## WHAT THE TASK ASKS
Type out the material below exactly.

## GIVEN INFORMATION
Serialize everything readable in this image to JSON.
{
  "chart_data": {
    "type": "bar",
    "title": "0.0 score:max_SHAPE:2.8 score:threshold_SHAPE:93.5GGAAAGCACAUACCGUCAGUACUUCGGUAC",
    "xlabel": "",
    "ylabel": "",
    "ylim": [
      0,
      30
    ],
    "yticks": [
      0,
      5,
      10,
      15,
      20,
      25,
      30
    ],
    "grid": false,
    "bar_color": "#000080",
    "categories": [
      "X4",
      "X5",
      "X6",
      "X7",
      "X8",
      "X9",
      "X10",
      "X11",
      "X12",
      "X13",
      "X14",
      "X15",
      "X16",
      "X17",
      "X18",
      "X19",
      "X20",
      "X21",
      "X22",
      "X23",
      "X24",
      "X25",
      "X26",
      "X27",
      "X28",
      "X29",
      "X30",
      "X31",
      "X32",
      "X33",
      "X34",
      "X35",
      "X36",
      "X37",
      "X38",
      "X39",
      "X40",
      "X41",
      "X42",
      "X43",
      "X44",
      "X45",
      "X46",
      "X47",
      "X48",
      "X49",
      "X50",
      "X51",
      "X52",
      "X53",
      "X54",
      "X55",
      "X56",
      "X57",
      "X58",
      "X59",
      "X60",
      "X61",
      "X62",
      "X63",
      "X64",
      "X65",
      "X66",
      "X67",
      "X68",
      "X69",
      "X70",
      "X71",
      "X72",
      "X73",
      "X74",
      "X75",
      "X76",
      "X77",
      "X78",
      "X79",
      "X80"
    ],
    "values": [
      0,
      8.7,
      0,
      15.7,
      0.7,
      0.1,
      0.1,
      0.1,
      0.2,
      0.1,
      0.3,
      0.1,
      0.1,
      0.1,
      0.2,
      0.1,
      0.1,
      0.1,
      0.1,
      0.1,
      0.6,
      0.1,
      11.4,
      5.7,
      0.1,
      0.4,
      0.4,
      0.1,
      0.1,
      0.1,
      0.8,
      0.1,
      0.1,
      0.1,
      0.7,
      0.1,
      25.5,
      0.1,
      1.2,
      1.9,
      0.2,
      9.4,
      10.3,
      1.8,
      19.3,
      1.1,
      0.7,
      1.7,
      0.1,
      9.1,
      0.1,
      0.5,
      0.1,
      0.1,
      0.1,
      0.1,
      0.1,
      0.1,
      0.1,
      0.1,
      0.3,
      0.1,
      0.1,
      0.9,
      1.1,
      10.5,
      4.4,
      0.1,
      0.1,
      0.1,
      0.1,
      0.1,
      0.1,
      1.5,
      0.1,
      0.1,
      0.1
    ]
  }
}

## SOLUTION TO THIS PROBLEM
Serialize everything readable in this image to JSON.
{
  "chart_data": {
    "type": "bar",
    "title": "0.0 score:max_SHAPE:2.8 score:threshold_SHAPE:93.5GGAAAGCACAUACCGUCAGUACUUCGGUAC",
    "xlabel": "",
    "ylabel": "",
    "ylim": [
      0,
      30
    ],
    "yticks": [
      0,
      5,
      10,
      15,
      20,
      25,
      30
    ],
    "grid": false,
    "bar_color": "#000080",
    "categories": [
      "X4",
      "X5",
      "X6",
      "X7",
      "X8",
      "X9",
      "X10",
      "X11",
      "X12",
      "X13",
      "X14",
      "X15",
      "X16",
      "X17",
      "X18",
      "X19",
      "X20",
      "X21",
      "X22",
      "X23",
      "X24",
      "X25",
      "X26",
      "X27",
      "X28",
      "X29",
      "X30",
      "X31",
      "X32",
      "X33",
      "X34",
      "X35",
      "X36",
      "X37",
      "X38",
      "X39",
      "X40",
      "X41",
      "X42",
      "X43",
      "X44",
      "X45",
      "X46",
      "X47",
      "X48",
      "X49",
      "X50",
      "X51",
      "X52",
      "X53",
      "X54",
      "X55",
      "X56",
      "X57",
      "X58",
      "X59",
      "X60",
      "X61",
      "X62",
      "X63",
      "X64",
      "X65",
      "X66",
      "X67",
      "X68",
      "X69",
      "X70",
      "X71",
      "X72",
      "X73",
      "X74",
      "X75",
      "X76",
      "X77",
      "X78",
      "X79",
      "X80"
    ],
    "values": [
      0,
      8.7,
      0,
      15.7,
      0.7,
      0.1,
      0.1,
      0.1,
      0.2,
      0.1,
      0.3,
      0.1,
      0.1,
      0.1,
      0.2,
      0.1,
      0.1,
      0.1,
      0.1,
      0.1,
      0.6,
      0.1,
      11.4,
      5.7,
      0.1,
      0.4,
      0.4,
      0.1,
      0.1,
      0.1,
      0.8,
      0.1,
      0.1,
      0.1,
      0.7,
      0.1,
      25.5,
      0.1,
      1.2,
      1.9,
      0.2,
      9.4,
      10.3,
      1.8,
      19.3,
      1.1,
      0.7,
      1.7,
      0.1,
      9.1,
      0.1,
      0.5,
      0.1,
      0.1,
      0.1,
      0.1,
      0.1,
      0.1,
      0.1,
      0.1,
      0.3,
      0.1,
      0.1,
      0.9,
      1.1,
      10.5,
      4.4,
      0.1,
      0.1,
      0.1,
      0.1,
      0.1,
      0.1,
      1.5,
      0.1,
      0.1,
      0.1
    ]
  }
}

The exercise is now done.